WHAT THE TASK ASKS: Print the listing below in its entirety, character for character.

DATA ROWS:
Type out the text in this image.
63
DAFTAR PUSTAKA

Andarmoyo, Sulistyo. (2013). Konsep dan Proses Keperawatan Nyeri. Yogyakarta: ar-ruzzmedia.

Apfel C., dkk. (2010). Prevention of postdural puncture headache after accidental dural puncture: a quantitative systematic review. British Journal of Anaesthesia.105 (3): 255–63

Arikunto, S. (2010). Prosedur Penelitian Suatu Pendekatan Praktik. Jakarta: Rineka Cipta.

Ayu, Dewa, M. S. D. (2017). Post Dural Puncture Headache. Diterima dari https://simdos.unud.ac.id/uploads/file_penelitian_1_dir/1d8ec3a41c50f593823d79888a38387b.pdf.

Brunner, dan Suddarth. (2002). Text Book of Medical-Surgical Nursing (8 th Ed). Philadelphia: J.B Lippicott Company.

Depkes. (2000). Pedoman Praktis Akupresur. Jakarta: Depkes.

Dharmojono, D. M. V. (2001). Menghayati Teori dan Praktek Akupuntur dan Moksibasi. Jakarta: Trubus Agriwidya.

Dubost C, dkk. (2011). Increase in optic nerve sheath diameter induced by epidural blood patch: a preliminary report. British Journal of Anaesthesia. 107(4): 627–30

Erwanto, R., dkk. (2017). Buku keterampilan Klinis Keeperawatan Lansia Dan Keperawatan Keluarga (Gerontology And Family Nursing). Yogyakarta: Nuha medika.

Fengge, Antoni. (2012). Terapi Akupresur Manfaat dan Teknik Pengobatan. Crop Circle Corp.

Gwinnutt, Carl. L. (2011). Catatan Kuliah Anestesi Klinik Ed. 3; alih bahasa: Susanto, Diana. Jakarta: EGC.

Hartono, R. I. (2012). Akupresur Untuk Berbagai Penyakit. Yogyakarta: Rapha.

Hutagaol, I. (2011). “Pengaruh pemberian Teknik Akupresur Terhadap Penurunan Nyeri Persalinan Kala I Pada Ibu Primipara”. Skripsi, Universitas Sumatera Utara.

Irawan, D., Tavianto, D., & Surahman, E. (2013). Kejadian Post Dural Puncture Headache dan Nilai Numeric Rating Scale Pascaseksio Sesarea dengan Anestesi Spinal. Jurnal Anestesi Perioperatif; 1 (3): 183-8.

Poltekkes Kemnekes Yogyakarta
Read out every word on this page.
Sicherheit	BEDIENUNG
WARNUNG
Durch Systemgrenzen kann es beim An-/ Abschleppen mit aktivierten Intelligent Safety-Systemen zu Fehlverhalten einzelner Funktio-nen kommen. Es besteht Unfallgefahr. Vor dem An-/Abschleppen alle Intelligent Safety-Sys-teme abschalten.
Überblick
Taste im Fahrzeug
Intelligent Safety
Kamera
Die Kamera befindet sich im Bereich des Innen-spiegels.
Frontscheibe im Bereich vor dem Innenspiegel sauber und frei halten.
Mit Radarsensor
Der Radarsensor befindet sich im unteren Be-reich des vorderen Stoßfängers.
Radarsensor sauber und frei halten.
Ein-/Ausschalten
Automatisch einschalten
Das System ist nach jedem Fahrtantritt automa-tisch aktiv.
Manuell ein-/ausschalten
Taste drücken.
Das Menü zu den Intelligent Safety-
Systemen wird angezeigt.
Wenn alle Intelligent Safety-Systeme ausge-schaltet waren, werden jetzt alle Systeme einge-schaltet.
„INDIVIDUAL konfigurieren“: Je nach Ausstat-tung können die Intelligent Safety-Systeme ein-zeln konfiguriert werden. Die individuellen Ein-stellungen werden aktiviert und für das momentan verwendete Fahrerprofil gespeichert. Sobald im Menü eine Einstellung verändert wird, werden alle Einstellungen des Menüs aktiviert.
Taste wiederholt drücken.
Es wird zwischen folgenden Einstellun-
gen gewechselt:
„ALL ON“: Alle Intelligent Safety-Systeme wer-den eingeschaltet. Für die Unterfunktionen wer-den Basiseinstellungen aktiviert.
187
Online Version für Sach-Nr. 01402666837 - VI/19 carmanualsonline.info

COMPLETE OUTPUT:
Type out the text in this image.
63
DAFTAR PUSTAKA

Andarmoyo, Sulistyo. (2013). Konsep dan Proses Keperawatan Nyeri. Yogyakarta: ar-ruzzmedia.

Apfel C., dkk. (2010). Prevention of postdural puncture headache after accidental dural puncture: a quantitative systematic review. British Journal of Anaesthesia.105 (3): 255–63

Arikunto, S. (2010). Prosedur Penelitian Suatu Pendekatan Praktik. Jakarta: Rineka Cipta.

Ayu, Dewa, M. S. D. (2017). Post Dural Puncture Headache. Diterima dari https://simdos.unud.ac.id/uploads/file_penelitian_1_dir/1d8ec3a41c50f593823d79888a38387b.pdf.

Brunner, dan Suddarth. (2002). Text Book of Medical-Surgical Nursing (8 th Ed). Philadelphia: J.B Lippicott Company.

Depkes. (2000). Pedoman Praktis Akupresur. Jakarta: Depkes.

Dharmojono, D. M. V. (2001). Menghayati Teori dan Praktek Akupuntur dan Moksibasi. Jakarta: Trubus Agriwidya.

Dubost C, dkk. (2011). Increase in optic nerve sheath diameter induced by epidural blood patch: a preliminary report. British Journal of Anaesthesia. 107(4): 627–30

Erwanto, R., dkk. (2017). Buku keterampilan Klinis Keeperawatan Lansia Dan Keperawatan Keluarga (Gerontology And Family Nursing). Yogyakarta: Nuha medika.

Fengge, Antoni. (2012). Terapi Akupresur Manfaat dan Teknik Pengobatan. Crop Circle Corp.

Gwinnutt, Carl. L. (2011). Catatan Kuliah Anestesi Klinik Ed. 3; alih bahasa: Susanto, Diana. Jakarta: EGC.

Hartono, R. I. (2012). Akupresur Untuk Berbagai Penyakit. Yogyakarta: Rapha.

Hutagaol, I. (2011). “Pengaruh pemberian Teknik Akupresur Terhadap Penurunan Nyeri Persalinan Kala I Pada Ibu Primipara”. Skripsi, Universitas Sumatera Utara.

Irawan, D., Tavianto, D., & Surahman, E. (2013). Kejadian Post Dural Puncture Headache dan Nilai Numeric Rating Scale Pascaseksio Sesarea dengan Anestesi Spinal. Jurnal Anestesi Perioperatif; 1 (3): 183-8.

Poltekkes Kemnekes Yogyakarta
Read out every word on this page.
Sicherheit	BEDIENUNG
WARNUNG
Durch Systemgrenzen kann es beim An-/ Abschleppen mit aktivierten Intelligent Safety-Systemen zu Fehlverhalten einzelner Funktio-nen kommen. Es besteht Unfallgefahr. Vor dem An-/Abschleppen alle Intelligent Safety-Sys-teme abschalten.
Überblick
Taste im Fahrzeug
Intelligent Safety
Kamera
Die Kamera befindet sich im Bereich des Innen-spiegels.
Frontscheibe im Bereich vor dem Innenspiegel sauber und frei halten.
Mit Radarsensor
Der Radarsensor befindet sich im unteren Be-reich des vorderen Stoßfängers.
Radarsensor sauber und frei halten.
Ein-/Ausschalten
Automatisch einschalten
Das System ist nach jedem Fahrtantritt automa-tisch aktiv.
Manuell ein-/ausschalten
Taste drücken.
Das Menü zu den Intelligent Safety-
Systemen wird angezeigt.
Wenn alle Intelligent Safety-Systeme ausge-schaltet waren, werden jetzt alle Systeme einge-schaltet.
„INDIVIDUAL konfigurieren“: Je nach Ausstat-tung können die Intelligent Safety-Systeme ein-zeln konfiguriert werden. Die individuellen Ein-stellungen werden aktiviert und für das momentan verwendete Fahrerprofil gespeichert. Sobald im Menü eine Einstellung verändert wird, werden alle Einstellungen des Menüs aktiviert.
Taste wiederholt drücken.
Es wird zwischen folgenden Einstellun-
gen gewechselt:
„ALL ON“: Alle Intelligent Safety-Systeme wer-den eingeschaltet. Für die Unterfunktionen wer-den Basiseinstellungen aktiviert.
187
Online Version für Sach-Nr. 01402666837 - VI/19 carmanualsonline.info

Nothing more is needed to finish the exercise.